"""
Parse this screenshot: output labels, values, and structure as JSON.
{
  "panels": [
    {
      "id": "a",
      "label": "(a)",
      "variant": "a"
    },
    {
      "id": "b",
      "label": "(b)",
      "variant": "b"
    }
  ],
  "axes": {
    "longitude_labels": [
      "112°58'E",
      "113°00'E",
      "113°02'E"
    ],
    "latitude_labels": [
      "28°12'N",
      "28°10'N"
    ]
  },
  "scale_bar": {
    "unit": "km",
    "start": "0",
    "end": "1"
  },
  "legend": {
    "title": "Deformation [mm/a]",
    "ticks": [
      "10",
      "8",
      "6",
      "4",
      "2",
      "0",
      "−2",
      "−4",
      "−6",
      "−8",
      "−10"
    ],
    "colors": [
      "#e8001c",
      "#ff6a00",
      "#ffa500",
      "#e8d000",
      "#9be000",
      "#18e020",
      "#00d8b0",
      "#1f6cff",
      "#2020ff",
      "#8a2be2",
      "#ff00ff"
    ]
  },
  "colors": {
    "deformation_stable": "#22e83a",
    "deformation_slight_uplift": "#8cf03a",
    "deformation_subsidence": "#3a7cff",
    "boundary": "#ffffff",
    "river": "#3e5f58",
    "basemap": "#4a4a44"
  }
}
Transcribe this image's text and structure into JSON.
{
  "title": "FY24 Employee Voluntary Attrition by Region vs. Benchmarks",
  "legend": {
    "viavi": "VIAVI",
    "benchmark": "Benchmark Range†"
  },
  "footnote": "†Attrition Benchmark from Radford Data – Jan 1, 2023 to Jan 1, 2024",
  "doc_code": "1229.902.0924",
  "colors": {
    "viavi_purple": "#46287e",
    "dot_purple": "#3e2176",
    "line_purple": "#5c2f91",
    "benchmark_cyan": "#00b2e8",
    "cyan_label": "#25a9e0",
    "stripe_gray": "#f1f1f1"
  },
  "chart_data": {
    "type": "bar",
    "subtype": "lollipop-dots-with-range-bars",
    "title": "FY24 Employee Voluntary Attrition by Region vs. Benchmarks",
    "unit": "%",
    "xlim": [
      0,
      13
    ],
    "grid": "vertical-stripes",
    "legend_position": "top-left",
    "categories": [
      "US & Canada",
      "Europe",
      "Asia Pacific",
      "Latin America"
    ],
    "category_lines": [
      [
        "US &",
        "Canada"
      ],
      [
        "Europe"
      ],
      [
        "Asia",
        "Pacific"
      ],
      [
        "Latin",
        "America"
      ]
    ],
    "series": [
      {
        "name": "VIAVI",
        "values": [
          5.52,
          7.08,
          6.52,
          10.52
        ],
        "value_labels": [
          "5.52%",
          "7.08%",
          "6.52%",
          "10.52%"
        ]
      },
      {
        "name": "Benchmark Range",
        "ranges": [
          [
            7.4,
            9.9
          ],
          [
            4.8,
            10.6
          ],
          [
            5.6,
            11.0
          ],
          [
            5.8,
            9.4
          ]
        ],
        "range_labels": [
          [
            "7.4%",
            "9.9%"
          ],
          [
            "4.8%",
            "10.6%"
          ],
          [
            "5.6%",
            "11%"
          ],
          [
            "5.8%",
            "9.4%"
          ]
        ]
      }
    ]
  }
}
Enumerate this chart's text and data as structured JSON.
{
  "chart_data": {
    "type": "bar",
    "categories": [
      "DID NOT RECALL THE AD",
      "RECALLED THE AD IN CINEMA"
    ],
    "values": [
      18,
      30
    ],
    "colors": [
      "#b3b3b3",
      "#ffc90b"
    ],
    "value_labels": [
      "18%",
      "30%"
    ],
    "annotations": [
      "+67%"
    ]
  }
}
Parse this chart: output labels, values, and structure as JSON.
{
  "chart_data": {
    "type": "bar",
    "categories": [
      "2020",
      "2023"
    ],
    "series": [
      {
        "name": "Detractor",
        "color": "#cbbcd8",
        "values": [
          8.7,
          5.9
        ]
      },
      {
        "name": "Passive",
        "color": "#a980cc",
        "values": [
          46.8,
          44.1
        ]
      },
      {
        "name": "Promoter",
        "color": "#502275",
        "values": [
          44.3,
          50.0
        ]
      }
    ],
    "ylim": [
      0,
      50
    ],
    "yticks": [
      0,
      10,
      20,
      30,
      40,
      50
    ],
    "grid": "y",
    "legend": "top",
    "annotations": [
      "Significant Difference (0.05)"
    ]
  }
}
"""
• _What the task requires_
Starting from the line with "Enumerate this chart's" and ending with the final line of the data, quote every line exactly, both ends included.

• _Correct answer_
Enumerate this chart's text and data as structured JSON.
{
  "chart_data": {
    "type": "bar",
    "categories": [
      "DID NOT RECALL THE AD",
      "RECALLED THE AD IN CINEMA"
    ],
    "values": [
      18,
      30
    ],
    "colors": [
      "#b3b3b3",
      "#ffc90b"
    ],
    "value_labels": [
      "18%",
      "30%"
    ],
    "annotations": [
      "+67%"
    ]
  }
}
Parse this chart: output labels, values, and structure as JSON.
{
  "chart_data": {
    "type": "bar",
    "categories": [
      "2020",
      "2023"
    ],
    "series": [
      {
        "name": "Detractor",
        "color": "#cbbcd8",
        "values": [
          8.7,
          5.9
        ]
      },
      {
        "name": "Passive",
        "color": "#a980cc",
        "values": [
          46.8,
          44.1
        ]
      },
      {
        "name": "Promoter",
        "color": "#502275",
        "values": [
          44.3,
          50.0
        ]
      }
    ],
    "ylim": [
      0,
      50
    ],
    "yticks": [
      0,
      10,
      20,
      30,
      40,
      50
    ],
    "grid": "y",
    "legend": "top",
    "annotations": [
      "Significant Difference (0.05)"
    ]
  }
}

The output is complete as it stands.